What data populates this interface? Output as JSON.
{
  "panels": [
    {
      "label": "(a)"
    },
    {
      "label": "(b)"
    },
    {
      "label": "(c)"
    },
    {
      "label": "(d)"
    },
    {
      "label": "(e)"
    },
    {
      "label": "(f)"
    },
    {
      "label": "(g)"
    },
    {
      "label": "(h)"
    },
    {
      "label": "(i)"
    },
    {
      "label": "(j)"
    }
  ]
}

:: Directive ::
Copy every record exactly as presented.

:: Written solution ::
What data populates this interface? Output as JSON.
{
  "panels": [
    {
      "label": "(a)"
    },
    {
      "label": "(b)"
    },
    {
      "label": "(c)"
    },
    {
      "label": "(d)"
    },
    {
      "label": "(e)"
    },
    {
      "label": "(f)"
    },
    {
      "label": "(g)"
    },
    {
      "label": "(h)"
    },
    {
      "label": "(i)"
    },
    {
      "label": "(j)"
    }
  ]
}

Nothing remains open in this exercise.